Start of DATA EXTRACT
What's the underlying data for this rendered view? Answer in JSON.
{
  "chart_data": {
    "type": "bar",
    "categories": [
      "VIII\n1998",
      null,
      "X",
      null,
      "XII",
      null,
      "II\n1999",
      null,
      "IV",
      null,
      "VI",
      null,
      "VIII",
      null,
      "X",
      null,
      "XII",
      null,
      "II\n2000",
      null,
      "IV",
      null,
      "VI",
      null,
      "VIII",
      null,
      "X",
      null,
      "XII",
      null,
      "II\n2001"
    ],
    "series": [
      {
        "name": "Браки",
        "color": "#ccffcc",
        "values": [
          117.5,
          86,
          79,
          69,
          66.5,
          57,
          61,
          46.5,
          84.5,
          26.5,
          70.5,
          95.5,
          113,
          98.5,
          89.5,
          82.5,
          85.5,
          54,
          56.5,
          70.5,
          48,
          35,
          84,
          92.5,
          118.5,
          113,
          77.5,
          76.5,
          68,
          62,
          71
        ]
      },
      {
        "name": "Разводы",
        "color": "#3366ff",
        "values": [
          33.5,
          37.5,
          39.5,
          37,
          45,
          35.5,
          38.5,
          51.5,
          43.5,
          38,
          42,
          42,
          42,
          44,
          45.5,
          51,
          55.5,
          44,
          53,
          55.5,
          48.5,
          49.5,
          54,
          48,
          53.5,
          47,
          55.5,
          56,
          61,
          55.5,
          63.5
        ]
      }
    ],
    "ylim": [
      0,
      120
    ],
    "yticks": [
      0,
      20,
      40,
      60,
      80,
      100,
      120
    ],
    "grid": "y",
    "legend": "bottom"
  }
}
End of DATA EXTRACT
DO THIS = Repeat all the entries word for word.

SOLUTION TO THE PROBLEM =
What's the underlying data for this rendered view? Answer in JSON.
{
  "chart_data": {
    "type": "bar",
    "categories": [
      "VIII\n1998",
      null,
      "X",
      null,
      "XII",
      null,
      "II\n1999",
      null,
      "IV",
      null,
      "VI",
      null,
      "VIII",
      null,
      "X",
      null,
      "XII",
      null,
      "II\n2000",
      null,
      "IV",
      null,
      "VI",
      null,
      "VIII",
      null,
      "X",
      null,
      "XII",
      null,
      "II\n2001"
    ],
    "series": [
      {
        "name": "Браки",
        "color": "#ccffcc",
        "values": [
          117.5,
          86,
          79,
          69,
          66.5,
          57,
          61,
          46.5,
          84.5,
          26.5,
          70.5,
          95.5,
          113,
          98.5,
          89.5,
          82.5,
          85.5,
          54,
          56.5,
          70.5,
          48,
          35,
          84,
          92.5,
          118.5,
          113,
          77.5,
          76.5,
          68,
          62,
          71
        ]
      },
      {
        "name": "Разводы",
        "color": "#3366ff",
        "values": [
          33.5,
          37.5,
          39.5,
          37,
          45,
          35.5,
          38.5,
          51.5,
          43.5,
          38,
          42,
          42,
          42,
          44,
          45.5,
          51,
          55.5,
          44,
          53,
          55.5,
          48.5,
          49.5,
          54,
          48,
          53.5,
          47,
          55.5,
          56,
          61,
          55.5,
          63.5
        ]
      }
    ],
    "ylim": [
      0,
      120
    ],
    "yticks": [
      0,
      20,
      40,
      60,
      80,
      100,
      120
    ],
    "grid": "y",
    "legend": "bottom"
  }
}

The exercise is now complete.